╭──

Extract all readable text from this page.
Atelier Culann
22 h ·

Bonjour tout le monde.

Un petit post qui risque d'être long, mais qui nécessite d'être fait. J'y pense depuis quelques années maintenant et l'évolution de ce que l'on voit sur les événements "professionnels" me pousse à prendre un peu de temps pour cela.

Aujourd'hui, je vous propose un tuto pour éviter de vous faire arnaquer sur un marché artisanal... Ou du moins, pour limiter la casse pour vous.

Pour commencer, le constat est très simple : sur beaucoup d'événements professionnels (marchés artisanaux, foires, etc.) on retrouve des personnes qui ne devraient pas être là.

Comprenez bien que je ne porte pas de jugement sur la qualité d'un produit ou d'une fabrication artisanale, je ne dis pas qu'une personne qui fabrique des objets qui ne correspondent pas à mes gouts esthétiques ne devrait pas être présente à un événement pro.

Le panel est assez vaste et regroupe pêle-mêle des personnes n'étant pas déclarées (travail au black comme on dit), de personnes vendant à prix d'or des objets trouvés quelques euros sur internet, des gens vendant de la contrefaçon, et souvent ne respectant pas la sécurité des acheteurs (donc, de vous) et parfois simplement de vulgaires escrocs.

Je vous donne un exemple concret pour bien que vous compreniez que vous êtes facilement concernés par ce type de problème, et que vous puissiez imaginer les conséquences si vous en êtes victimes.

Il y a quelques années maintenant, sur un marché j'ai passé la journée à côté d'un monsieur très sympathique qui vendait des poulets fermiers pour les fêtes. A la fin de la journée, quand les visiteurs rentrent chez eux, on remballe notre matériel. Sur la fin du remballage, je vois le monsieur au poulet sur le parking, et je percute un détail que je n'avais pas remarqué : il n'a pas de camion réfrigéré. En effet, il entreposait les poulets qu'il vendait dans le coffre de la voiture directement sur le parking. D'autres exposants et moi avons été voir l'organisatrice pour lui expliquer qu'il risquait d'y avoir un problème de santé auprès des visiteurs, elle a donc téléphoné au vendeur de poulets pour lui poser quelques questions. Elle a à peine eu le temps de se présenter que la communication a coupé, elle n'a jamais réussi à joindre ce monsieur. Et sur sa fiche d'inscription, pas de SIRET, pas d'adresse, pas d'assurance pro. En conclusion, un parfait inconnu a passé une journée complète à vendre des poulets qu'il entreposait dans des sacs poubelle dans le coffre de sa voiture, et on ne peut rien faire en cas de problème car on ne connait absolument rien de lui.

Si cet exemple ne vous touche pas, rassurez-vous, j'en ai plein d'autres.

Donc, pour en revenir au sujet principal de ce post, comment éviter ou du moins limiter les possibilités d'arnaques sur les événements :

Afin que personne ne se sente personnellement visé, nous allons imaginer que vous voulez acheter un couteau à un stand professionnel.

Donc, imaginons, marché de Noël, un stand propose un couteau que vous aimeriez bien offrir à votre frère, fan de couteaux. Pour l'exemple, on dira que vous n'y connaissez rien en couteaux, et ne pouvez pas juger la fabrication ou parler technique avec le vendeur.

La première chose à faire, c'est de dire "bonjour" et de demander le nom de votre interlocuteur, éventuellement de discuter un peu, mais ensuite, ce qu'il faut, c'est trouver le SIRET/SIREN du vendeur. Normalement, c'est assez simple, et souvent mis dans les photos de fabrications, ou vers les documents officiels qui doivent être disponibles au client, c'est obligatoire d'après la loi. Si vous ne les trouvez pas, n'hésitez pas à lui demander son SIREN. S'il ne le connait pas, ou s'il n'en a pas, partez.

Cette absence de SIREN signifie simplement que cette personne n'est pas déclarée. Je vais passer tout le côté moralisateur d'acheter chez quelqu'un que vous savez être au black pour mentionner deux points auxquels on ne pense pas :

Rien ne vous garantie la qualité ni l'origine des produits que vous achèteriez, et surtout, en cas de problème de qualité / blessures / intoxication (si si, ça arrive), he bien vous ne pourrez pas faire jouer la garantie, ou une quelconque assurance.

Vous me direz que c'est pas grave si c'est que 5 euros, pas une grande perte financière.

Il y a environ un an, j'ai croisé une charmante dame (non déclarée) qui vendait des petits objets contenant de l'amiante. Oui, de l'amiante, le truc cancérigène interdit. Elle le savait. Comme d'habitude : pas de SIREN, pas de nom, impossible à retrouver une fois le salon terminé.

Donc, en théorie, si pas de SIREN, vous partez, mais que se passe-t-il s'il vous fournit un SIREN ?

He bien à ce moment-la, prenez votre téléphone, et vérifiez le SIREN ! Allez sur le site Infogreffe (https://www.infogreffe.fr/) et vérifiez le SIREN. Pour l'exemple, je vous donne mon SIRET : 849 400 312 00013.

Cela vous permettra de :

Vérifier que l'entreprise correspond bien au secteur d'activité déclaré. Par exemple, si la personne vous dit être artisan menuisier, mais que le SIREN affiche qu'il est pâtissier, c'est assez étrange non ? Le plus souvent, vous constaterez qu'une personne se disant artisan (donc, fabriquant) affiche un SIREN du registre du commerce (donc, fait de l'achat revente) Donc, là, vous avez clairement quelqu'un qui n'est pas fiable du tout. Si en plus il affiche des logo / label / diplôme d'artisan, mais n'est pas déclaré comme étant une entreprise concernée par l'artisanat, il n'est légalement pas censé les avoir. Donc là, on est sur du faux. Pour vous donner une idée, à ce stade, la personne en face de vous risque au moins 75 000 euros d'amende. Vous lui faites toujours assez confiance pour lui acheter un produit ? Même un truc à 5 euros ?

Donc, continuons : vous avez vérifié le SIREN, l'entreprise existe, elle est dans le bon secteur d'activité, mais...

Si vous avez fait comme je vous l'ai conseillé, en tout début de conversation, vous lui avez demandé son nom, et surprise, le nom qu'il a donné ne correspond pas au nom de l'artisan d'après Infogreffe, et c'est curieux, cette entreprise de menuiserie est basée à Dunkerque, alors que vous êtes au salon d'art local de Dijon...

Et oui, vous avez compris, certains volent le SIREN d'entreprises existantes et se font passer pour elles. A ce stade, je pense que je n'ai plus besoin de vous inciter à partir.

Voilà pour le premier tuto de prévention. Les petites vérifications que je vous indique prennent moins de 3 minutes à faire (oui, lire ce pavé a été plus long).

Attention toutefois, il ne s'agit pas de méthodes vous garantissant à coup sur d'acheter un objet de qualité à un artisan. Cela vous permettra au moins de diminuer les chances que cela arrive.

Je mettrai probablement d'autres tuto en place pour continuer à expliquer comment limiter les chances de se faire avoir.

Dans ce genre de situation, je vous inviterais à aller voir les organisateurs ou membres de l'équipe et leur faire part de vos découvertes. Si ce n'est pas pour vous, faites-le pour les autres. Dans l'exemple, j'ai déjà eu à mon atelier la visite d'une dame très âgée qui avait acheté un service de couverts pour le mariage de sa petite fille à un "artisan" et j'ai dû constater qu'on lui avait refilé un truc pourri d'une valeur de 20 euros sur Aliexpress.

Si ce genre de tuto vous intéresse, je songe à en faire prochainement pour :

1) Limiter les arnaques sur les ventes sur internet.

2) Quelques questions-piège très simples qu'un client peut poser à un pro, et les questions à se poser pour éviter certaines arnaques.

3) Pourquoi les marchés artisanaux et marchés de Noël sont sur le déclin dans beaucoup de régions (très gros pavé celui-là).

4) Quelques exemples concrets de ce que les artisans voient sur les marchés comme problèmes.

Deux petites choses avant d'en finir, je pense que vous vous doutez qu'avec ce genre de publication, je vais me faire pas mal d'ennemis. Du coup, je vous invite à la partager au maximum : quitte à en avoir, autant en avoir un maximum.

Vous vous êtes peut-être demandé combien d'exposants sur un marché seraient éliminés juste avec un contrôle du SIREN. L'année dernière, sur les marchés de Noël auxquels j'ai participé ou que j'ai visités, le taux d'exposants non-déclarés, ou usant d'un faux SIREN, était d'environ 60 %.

╰──

_Task directions_
Would you copy out each line exactly as written?

_Exercise output_
Extract all readable text from this page.
Atelier Culann
22 h ·

Bonjour tout le monde.

Un petit post qui risque d'être long, mais qui nécessite d'être fait. J'y pense depuis quelques années maintenant et l'évolution de ce que l'on voit sur les événements "professionnels" me pousse à prendre un peu de temps pour cela.

Aujourd'hui, je vous propose un tuto pour éviter de vous faire arnaquer sur un marché artisanal... Ou du moins, pour limiter la casse pour vous.

Pour commencer, le constat est très simple : sur beaucoup d'événements professionnels (marchés artisanaux, foires, etc.) on retrouve des personnes qui ne devraient pas être là.

Comprenez bien que je ne porte pas de jugement sur la qualité d'un produit ou d'une fabrication artisanale, je ne dis pas qu'une personne qui fabrique des objets qui ne correspondent pas à mes gouts esthétiques ne devrait pas être présente à un événement pro.

Le panel est assez vaste et regroupe pêle-mêle des personnes n'étant pas déclarées (travail au black comme on dit), de personnes vendant à prix d'or des objets trouvés quelques euros sur internet, des gens vendant de la contrefaçon, et souvent ne respectant pas la sécurité des acheteurs (donc, de vous) et parfois simplement de vulgaires escrocs.

Je vous donne un exemple concret pour bien que vous compreniez que vous êtes facilement concernés par ce type de problème, et que vous puissiez imaginer les conséquences si vous en êtes victimes.

Il y a quelques années maintenant, sur un marché j'ai passé la journée à côté d'un monsieur très sympathique qui vendait des poulets fermiers pour les fêtes. A la fin de la journée, quand les visiteurs rentrent chez eux, on remballe notre matériel. Sur la fin du remballage, je vois le monsieur au poulet sur le parking, et je percute un détail que je n'avais pas remarqué : il n'a pas de camion réfrigéré. En effet, il entreposait les poulets qu'il vendait dans le coffre de la voiture directement sur le parking. D'autres exposants et moi avons été voir l'organisatrice pour lui expliquer qu'il risquait d'y avoir un problème de santé auprès des visiteurs, elle a donc téléphoné au vendeur de poulets pour lui poser quelques questions. Elle a à peine eu le temps de se présenter que la communication a coupé, elle n'a jamais réussi à joindre ce monsieur. Et sur sa fiche d'inscription, pas de SIRET, pas d'adresse, pas d'assurance pro. En conclusion, un parfait inconnu a passé une journée complète à vendre des poulets qu'il entreposait dans des sacs poubelle dans le coffre de sa voiture, et on ne peut rien faire en cas de problème car on ne connait absolument rien de lui.

Si cet exemple ne vous touche pas, rassurez-vous, j'en ai plein d'autres.

Donc, pour en revenir au sujet principal de ce post, comment éviter ou du moins limiter les possibilités d'arnaques sur les événements :

Afin que personne ne se sente personnellement visé, nous allons imaginer que vous voulez acheter un couteau à un stand professionnel.

Donc, imaginons, marché de Noël, un stand propose un couteau que vous aimeriez bien offrir à votre frère, fan de couteaux. Pour l'exemple, on dira que vous n'y connaissez rien en couteaux, et ne pouvez pas juger la fabrication ou parler technique avec le vendeur.

La première chose à faire, c'est de dire "bonjour" et de demander le nom de votre interlocuteur, éventuellement de discuter un peu, mais ensuite, ce qu'il faut, c'est trouver le SIRET/SIREN du vendeur. Normalement, c'est assez simple, et souvent mis dans les photos de fabrications, ou vers les documents officiels qui doivent être disponibles au client, c'est obligatoire d'après la loi. Si vous ne les trouvez pas, n'hésitez pas à lui demander son SIREN. S'il ne le connait pas, ou s'il n'en a pas, partez.

Cette absence de SIREN signifie simplement que cette personne n'est pas déclarée. Je vais passer tout le côté moralisateur d'acheter chez quelqu'un que vous savez être au black pour mentionner deux points auxquels on ne pense pas :

Rien ne vous garantie la qualité ni l'origine des produits que vous achèteriez, et surtout, en cas de problème de qualité / blessures / intoxication (si si, ça arrive), he bien vous ne pourrez pas faire jouer la garantie, ou une quelconque assurance.

Vous me direz que c'est pas grave si c'est que 5 euros, pas une grande perte financière.

Il y a environ un an, j'ai croisé une charmante dame (non déclarée) qui vendait des petits objets contenant de l'amiante. Oui, de l'amiante, le truc cancérigène interdit. Elle le savait. Comme d'habitude : pas de SIREN, pas de nom, impossible à retrouver une fois le salon terminé.

Donc, en théorie, si pas de SIREN, vous partez, mais que se passe-t-il s'il vous fournit un SIREN ?

He bien à ce moment-la, prenez votre téléphone, et vérifiez le SIREN ! Allez sur le site Infogreffe (https://www.infogreffe.fr/) et vérifiez le SIREN. Pour l'exemple, je vous donne mon SIRET : 849 400 312 00013.

Cela vous permettra de :

Vérifier que l'entreprise correspond bien au secteur d'activité déclaré. Par exemple, si la personne vous dit être artisan menuisier, mais que le SIREN affiche qu'il est pâtissier, c'est assez étrange non ? Le plus souvent, vous constaterez qu'une personne se disant artisan (donc, fabriquant) affiche un SIREN du registre du commerce (donc, fait de l'achat revente) Donc, là, vous avez clairement quelqu'un qui n'est pas fiable du tout. Si en plus il affiche des logo / label / diplôme d'artisan, mais n'est pas déclaré comme étant une entreprise concernée par l'artisanat, il n'est légalement pas censé les avoir. Donc là, on est sur du faux. Pour vous donner une idée, à ce stade, la personne en face de vous risque au moins 75 000 euros d'amende. Vous lui faites toujours assez confiance pour lui acheter un produit ? Même un truc à 5 euros ?

Donc, continuons : vous avez vérifié le SIREN, l'entreprise existe, elle est dans le bon secteur d'activité, mais...

Si vous avez fait comme je vous l'ai conseillé, en tout début de conversation, vous lui avez demandé son nom, et surprise, le nom qu'il a donné ne correspond pas au nom de l'artisan d'après Infogreffe, et c'est curieux, cette entreprise de menuiserie est basée à Dunkerque, alors que vous êtes au salon d'art local de Dijon...

Et oui, vous avez compris, certains volent le SIREN d'entreprises existantes et se font passer pour elles. A ce stade, je pense que je n'ai plus besoin de vous inciter à partir.

Voilà pour le premier tuto de prévention. Les petites vérifications que je vous indique prennent moins de 3 minutes à faire (oui, lire ce pavé a été plus long).

Attention toutefois, il ne s'agit pas de méthodes vous garantissant à coup sur d'acheter un objet de qualité à un artisan. Cela vous permettra au moins de diminuer les chances que cela arrive.

Je mettrai probablement d'autres tuto en place pour continuer à expliquer comment limiter les chances de se faire avoir.

Dans ce genre de situation, je vous inviterais à aller voir les organisateurs ou membres de l'équipe et leur faire part de vos découvertes. Si ce n'est pas pour vous, faites-le pour les autres. Dans l'exemple, j'ai déjà eu à mon atelier la visite d'une dame très âgée qui avait acheté un service de couverts pour le mariage de sa petite fille à un "artisan" et j'ai dû constater qu'on lui avait refilé un truc pourri d'une valeur de 20 euros sur Aliexpress.

Si ce genre de tuto vous intéresse, je songe à en faire prochainement pour :

1) Limiter les arnaques sur les ventes sur internet.

2) Quelques questions-piège très simples qu'un client peut poser à un pro, et les questions à se poser pour éviter certaines arnaques.

3) Pourquoi les marchés artisanaux et marchés de Noël sont sur le déclin dans beaucoup de régions (très gros pavé celui-là).

4) Quelques exemples concrets de ce que les artisans voient sur les marchés comme problèmes.

Deux petites choses avant d'en finir, je pense que vous vous doutez qu'avec ce genre de publication, je vais me faire pas mal d'ennemis. Du coup, je vous invite à la partager au maximum : quitte à en avoir, autant en avoir un maximum.

Vous vous êtes peut-être demandé combien d'exposants sur un marché seraient éliminés juste avec un contrôle du SIREN. L'année dernière, sur les marchés de Noël auxquels j'ai participé ou que j'ai visités, le taux d'exposants non-déclarés, ou usant d'un faux SIREN, était d'environ 60 %.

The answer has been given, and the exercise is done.